**** SOURCE RECORDS
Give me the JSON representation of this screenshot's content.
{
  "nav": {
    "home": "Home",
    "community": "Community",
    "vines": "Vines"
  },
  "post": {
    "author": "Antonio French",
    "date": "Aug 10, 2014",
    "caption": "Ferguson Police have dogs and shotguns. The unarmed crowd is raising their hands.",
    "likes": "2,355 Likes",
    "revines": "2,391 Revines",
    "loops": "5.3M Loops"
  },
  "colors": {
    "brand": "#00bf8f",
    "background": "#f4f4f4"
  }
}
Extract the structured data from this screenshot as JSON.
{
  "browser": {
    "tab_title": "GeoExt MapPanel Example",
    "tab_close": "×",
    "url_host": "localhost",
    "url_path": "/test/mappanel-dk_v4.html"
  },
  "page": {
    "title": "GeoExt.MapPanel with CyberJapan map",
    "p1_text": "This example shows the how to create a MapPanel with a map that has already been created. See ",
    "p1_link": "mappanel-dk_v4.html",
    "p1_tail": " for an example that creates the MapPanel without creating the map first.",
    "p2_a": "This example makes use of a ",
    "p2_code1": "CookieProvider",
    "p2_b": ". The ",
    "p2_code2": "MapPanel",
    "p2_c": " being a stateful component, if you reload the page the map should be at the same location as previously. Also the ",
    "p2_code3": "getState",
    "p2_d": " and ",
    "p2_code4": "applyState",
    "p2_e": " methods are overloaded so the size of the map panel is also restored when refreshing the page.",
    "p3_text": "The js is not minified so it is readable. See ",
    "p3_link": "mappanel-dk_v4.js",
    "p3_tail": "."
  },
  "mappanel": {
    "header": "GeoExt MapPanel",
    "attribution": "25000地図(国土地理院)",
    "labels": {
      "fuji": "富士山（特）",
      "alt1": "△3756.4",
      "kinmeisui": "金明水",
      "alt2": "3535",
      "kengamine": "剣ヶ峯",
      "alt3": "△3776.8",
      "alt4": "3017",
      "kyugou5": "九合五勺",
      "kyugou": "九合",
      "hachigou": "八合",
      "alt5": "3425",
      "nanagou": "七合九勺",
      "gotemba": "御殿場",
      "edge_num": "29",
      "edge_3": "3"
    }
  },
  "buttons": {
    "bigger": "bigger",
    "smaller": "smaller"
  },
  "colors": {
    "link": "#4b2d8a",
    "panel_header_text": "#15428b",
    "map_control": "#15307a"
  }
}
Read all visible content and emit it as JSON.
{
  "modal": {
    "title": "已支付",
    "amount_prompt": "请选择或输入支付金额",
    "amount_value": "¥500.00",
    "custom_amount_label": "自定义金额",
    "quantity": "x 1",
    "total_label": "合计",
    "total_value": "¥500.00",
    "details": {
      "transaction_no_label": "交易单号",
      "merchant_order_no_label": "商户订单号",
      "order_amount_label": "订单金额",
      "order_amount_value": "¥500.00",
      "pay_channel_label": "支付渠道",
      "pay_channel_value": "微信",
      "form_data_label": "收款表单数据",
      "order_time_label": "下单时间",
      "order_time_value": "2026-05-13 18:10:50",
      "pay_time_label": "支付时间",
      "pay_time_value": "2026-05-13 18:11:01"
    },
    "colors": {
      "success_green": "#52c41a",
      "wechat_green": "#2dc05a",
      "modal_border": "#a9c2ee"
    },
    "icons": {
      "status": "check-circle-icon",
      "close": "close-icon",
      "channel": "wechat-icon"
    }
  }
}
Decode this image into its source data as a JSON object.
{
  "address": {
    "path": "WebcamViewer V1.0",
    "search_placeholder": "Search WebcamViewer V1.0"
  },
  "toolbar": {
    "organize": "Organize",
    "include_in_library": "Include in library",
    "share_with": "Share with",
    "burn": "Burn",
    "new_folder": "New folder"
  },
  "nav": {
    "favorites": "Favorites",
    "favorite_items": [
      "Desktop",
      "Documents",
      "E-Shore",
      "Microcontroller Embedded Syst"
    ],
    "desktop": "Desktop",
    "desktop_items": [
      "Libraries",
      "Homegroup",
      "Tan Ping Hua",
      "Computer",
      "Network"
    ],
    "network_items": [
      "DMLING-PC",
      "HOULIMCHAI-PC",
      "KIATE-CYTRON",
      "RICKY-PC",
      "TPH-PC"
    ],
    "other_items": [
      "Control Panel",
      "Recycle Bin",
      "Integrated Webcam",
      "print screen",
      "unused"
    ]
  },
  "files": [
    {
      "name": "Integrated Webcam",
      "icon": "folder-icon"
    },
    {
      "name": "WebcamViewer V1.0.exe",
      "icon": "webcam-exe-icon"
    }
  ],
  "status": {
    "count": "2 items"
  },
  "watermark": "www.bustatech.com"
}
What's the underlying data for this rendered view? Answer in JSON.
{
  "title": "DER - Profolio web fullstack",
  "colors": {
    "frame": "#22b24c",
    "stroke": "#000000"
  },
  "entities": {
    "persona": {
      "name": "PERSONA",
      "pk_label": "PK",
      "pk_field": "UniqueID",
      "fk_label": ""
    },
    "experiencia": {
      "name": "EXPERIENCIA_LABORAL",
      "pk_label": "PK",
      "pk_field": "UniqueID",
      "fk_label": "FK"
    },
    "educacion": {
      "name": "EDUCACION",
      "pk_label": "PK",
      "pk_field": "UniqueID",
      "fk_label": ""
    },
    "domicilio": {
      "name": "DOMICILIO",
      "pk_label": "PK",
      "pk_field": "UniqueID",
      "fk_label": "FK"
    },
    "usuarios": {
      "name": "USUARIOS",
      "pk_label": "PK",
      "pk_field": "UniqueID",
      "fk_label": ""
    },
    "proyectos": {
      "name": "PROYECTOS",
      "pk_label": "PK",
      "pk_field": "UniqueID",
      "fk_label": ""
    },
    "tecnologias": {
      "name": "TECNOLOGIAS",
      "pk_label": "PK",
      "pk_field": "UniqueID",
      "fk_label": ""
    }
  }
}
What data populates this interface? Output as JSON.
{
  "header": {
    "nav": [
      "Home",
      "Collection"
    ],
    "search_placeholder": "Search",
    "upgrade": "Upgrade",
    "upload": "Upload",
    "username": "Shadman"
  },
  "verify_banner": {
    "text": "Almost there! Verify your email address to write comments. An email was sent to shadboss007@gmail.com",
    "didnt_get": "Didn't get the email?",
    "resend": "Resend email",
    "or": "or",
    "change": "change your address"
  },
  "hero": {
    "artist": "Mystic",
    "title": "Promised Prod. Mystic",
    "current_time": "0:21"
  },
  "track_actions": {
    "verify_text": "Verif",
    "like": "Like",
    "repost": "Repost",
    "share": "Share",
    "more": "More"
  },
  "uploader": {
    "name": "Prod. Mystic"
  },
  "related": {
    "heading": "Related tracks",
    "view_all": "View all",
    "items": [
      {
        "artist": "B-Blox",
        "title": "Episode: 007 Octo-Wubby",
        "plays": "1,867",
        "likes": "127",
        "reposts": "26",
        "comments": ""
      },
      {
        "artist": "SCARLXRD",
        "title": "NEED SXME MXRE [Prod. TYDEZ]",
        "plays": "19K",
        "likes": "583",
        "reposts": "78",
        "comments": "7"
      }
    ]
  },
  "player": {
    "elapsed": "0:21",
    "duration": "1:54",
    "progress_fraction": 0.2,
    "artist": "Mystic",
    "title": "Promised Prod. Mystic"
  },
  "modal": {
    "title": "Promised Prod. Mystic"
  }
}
********
Extract each entry in full and write it down exactly.

RESULT.
Give me the JSON representation of this screenshot's content.
{
  "nav": {
    "home": "Home",
    "community": "Community",
    "vines": "Vines"
  },
  "post": {
    "author": "Antonio French",
    "date": "Aug 10, 2014",
    "caption": "Ferguson Police have dogs and shotguns. The unarmed crowd is raising their hands.",
    "likes": "2,355 Likes",
    "revines": "2,391 Revines",
    "loops": "5.3M Loops"
  },
  "colors": {
    "brand": "#00bf8f",
    "background": "#f4f4f4"
  }
}
Extract the structured data from this screenshot as JSON.
{
  "browser": {
    "tab_title": "GeoExt MapPanel Example",
    "tab_close": "×",
    "url_host": "localhost",
    "url_path": "/test/mappanel-dk_v4.html"
  },
  "page": {
    "title": "GeoExt.MapPanel with CyberJapan map",
    "p1_text": "This example shows the how to create a MapPanel with a map that has already been created. See ",
    "p1_link": "mappanel-dk_v4.html",
    "p1_tail": " for an example that creates the MapPanel without creating the map first.",
    "p2_a": "This example makes use of a ",
    "p2_code1": "CookieProvider",
    "p2_b": ". The ",
    "p2_code2": "MapPanel",
    "p2_c": " being a stateful component, if you reload the page the map should be at the same location as previously. Also the ",
    "p2_code3": "getState",
    "p2_d": " and ",
    "p2_code4": "applyState",
    "p2_e": " methods are overloaded so the size of the map panel is also restored when refreshing the page.",
    "p3_text": "The js is not minified so it is readable. See ",
    "p3_link": "mappanel-dk_v4.js",
    "p3_tail": "."
  },
  "mappanel": {
    "header": "GeoExt MapPanel",
    "attribution": "25000地図(国土地理院)",
    "labels": {
      "fuji": "富士山（特）",
      "alt1": "△3756.4",
      "kinmeisui": "金明水",
      "alt2": "3535",
      "kengamine": "剣ヶ峯",
      "alt3": "△3776.8",
      "alt4": "3017",
      "kyugou5": "九合五勺",
      "kyugou": "九合",
      "hachigou": "八合",
      "alt5": "3425",
      "nanagou": "七合九勺",
      "gotemba": "御殿場",
      "edge_num": "29",
      "edge_3": "3"
    }
  },
  "buttons": {
    "bigger": "bigger",
    "smaller": "smaller"
  },
  "colors": {
    "link": "#4b2d8a",
    "panel_header_text": "#15428b",
    "map_control": "#15307a"
  }
}
Read all visible content and emit it as JSON.
{
  "modal": {
    "title": "已支付",
    "amount_prompt": "请选择或输入支付金额",
    "amount_value": "¥500.00",
    "custom_amount_label": "自定义金额",
    "quantity": "x 1",
    "total_label": "合计",
    "total_value": "¥500.00",
    "details": {
      "transaction_no_label": "交易单号",
      "merchant_order_no_label": "商户订单号",
      "order_amount_label": "订单金额",
      "order_amount_value": "¥500.00",
      "pay_channel_label": "支付渠道",
      "pay_channel_value": "微信",
      "form_data_label": "收款表单数据",
      "order_time_label": "下单时间",
      "order_time_value": "2026-05-13 18:10:50",
      "pay_time_label": "支付时间",
      "pay_time_value": "2026-05-13 18:11:01"
    },
    "colors": {
      "success_green": "#52c41a",
      "wechat_green": "#2dc05a",
      "modal_border": "#a9c2ee"
    },
    "icons": {
      "status": "check-circle-icon",
      "close": "close-icon",
      "channel": "wechat-icon"
    }
  }
}
Decode this image into its source data as a JSON object.
{
  "address": {
    "path": "WebcamViewer V1.0",
    "search_placeholder": "Search WebcamViewer V1.0"
  },
  "toolbar": {
    "organize": "Organize",
    "include_in_library": "Include in library",
    "share_with": "Share with",
    "burn": "Burn",
    "new_folder": "New folder"
  },
  "nav": {
    "favorites": "Favorites",
    "favorite_items": [
      "Desktop",
      "Documents",
      "E-Shore",
      "Microcontroller Embedded Syst"
    ],
    "desktop": "Desktop",
    "desktop_items": [
      "Libraries",
      "Homegroup",
      "Tan Ping Hua",
      "Computer",
      "Network"
    ],
    "network_items": [
      "DMLING-PC",
      "HOULIMCHAI-PC",
      "KIATE-CYTRON",
      "RICKY-PC",
      "TPH-PC"
    ],
    "other_items": [
      "Control Panel",
      "Recycle Bin",
      "Integrated Webcam",
      "print screen",
      "unused"
    ]
  },
  "files": [
    {
      "name": "Integrated Webcam",
      "icon": "folder-icon"
    },
    {
      "name": "WebcamViewer V1.0.exe",
      "icon": "webcam-exe-icon"
    }
  ],
  "status": {
    "count": "2 items"
  },
  "watermark": "www.bustatech.com"
}
What's the underlying data for this rendered view? Answer in JSON.
{
  "title": "DER - Profolio web fullstack",
  "colors": {
    "frame": "#22b24c",
    "stroke": "#000000"
  },
  "entities": {
    "persona": {
      "name": "PERSONA",
      "pk_label": "PK",
      "pk_field": "UniqueID",
      "fk_label": ""
    },
    "experiencia": {
      "name": "EXPERIENCIA_LABORAL",
      "pk_label": "PK",
      "pk_field": "UniqueID",
      "fk_label": "FK"
    },
    "educacion": {
      "name": "EDUCACION",
      "pk_label": "PK",
      "pk_field": "UniqueID",
      "fk_label": ""
    },
    "domicilio": {
      "name": "DOMICILIO",
      "pk_label": "PK",
      "pk_field": "UniqueID",
      "fk_label": "FK"
    },
    "usuarios": {
      "name": "USUARIOS",
      "pk_label": "PK",
      "pk_field": "UniqueID",
      "fk_label": ""
    },
    "proyectos": {
      "name": "PROYECTOS",
      "pk_label": "PK",
      "pk_field": "UniqueID",
      "fk_label": ""
    },
    "tecnologias": {
      "name": "TECNOLOGIAS",
      "pk_label": "PK",
      "pk_field": "UniqueID",
      "fk_label": ""
    }
  }
}
What data populates this interface? Output as JSON.
{
  "header": {
    "nav": [
      "Home",
      "Collection"
    ],
    "search_placeholder": "Search",
    "upgrade": "Upgrade",
    "upload": "Upload",
    "username": "Shadman"
  },
  "verify_banner": {
    "text": "Almost there! Verify your email address to write comments. An email was sent to shadboss007@gmail.com",
    "didnt_get": "Didn't get the email?",
    "resend": "Resend email",
    "or": "or",
    "change": "change your address"
  },
  "hero": {
    "artist": "Mystic",
    "title": "Promised Prod. Mystic",
    "current_time": "0:21"
  },
  "track_actions": {
    "verify_text": "Verif",
    "like": "Like",
    "repost": "Repost",
    "share": "Share",
    "more": "More"
  },
  "uploader": {
    "name": "Prod. Mystic"
  },
  "related": {
    "heading": "Related tracks",
    "view_all": "View all",
    "items": [
      {
        "artist": "B-Blox",
        "title": "Episode: 007 Octo-Wubby",
        "plays": "1,867",
        "likes": "127",
        "reposts": "26",
        "comments": ""
      },
      {
        "artist": "SCARLXRD",
        "title": "NEED SXME MXRE [Prod. TYDEZ]",
        "plays": "19K",
        "likes": "583",
        "reposts": "78",
        "comments": "7"
      }
    ]
  },
  "player": {
    "elapsed": "0:21",
    "duration": "1:54",
    "progress_fraction": 0.2,
    "artist": "Mystic",
    "title": "Promised Prod. Mystic"
  },
  "modal": {
    "title": "Promised Prod. Mystic"
  }
}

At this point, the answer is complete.